• _Task brief_:
Please print every record below exactly as it appears.

○ ○ ○ ○ ○

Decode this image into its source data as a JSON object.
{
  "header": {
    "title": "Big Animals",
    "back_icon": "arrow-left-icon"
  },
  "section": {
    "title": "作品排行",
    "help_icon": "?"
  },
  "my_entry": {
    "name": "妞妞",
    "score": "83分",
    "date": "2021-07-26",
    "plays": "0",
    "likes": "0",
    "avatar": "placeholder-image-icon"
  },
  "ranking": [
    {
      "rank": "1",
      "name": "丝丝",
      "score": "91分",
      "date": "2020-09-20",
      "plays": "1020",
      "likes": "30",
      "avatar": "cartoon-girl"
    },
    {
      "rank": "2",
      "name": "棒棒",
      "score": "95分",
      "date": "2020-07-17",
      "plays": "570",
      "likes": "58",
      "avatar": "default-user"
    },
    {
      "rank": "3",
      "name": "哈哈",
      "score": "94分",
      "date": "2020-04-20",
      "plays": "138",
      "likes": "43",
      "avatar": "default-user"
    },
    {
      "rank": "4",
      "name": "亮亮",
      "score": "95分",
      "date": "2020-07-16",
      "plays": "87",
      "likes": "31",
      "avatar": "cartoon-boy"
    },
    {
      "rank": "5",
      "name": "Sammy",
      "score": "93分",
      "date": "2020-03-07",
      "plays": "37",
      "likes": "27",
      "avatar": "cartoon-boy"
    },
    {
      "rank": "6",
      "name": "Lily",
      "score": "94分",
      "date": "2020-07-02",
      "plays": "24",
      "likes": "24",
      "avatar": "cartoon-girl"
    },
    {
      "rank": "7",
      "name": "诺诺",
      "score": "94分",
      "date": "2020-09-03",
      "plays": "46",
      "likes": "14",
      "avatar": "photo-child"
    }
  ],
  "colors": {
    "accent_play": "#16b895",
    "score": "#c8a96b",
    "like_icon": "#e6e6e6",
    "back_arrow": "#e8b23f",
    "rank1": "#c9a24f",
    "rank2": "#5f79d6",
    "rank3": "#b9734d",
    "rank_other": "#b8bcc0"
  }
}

○ ○ ○ ○ ○

• _Answer for this exercise_:
Decode this image into its source data as a JSON object.
{
  "header": {
    "title": "Big Animals",
    "back_icon": "arrow-left-icon"
  },
  "section": {
    "title": "作品排行",
    "help_icon": "?"
  },
  "my_entry": {
    "name": "妞妞",
    "score": "83分",
    "date": "2021-07-26",
    "plays": "0",
    "likes": "0",
    "avatar": "placeholder-image-icon"
  },
  "ranking": [
    {
      "rank": "1",
      "name": "丝丝",
      "score": "91分",
      "date": "2020-09-20",
      "plays": "1020",
      "likes": "30",
      "avatar": "cartoon-girl"
    },
    {
      "rank": "2",
      "name": "棒棒",
      "score": "95分",
      "date": "2020-07-17",
      "plays": "570",
      "likes": "58",
      "avatar": "default-user"
    },
    {
      "rank": "3",
      "name": "哈哈",
      "score": "94分",
      "date": "2020-04-20",
      "plays": "138",
      "likes": "43",
      "avatar": "default-user"
    },
    {
      "rank": "4",
      "name": "亮亮",
      "score": "95分",
      "date": "2020-07-16",
      "plays": "87",
      "likes": "31",
      "avatar": "cartoon-boy"
    },
    {
      "rank": "5",
      "name": "Sammy",
      "score": "93分",
      "date": "2020-03-07",
      "plays": "37",
      "likes": "27",
      "avatar": "cartoon-boy"
    },
    {
      "rank": "6",
      "name": "Lily",
      "score": "94分",
      "date": "2020-07-02",
      "plays": "24",
      "likes": "24",
      "avatar": "cartoon-girl"
    },
    {
      "rank": "7",
      "name": "诺诺",
      "score": "94分",
      "date": "2020-09-03",
      "plays": "46",
      "likes": "14",
      "avatar": "photo-child"
    }
  ],
  "colors": {
    "accent_play": "#16b895",
    "score": "#c8a96b",
    "like_icon": "#e6e6e6",
    "back_arrow": "#e8b23f",
    "rank1": "#c9a24f",
    "rank2": "#5f79d6",
    "rank3": "#b9734d",
    "rank_other": "#b8bcc0"
  }
}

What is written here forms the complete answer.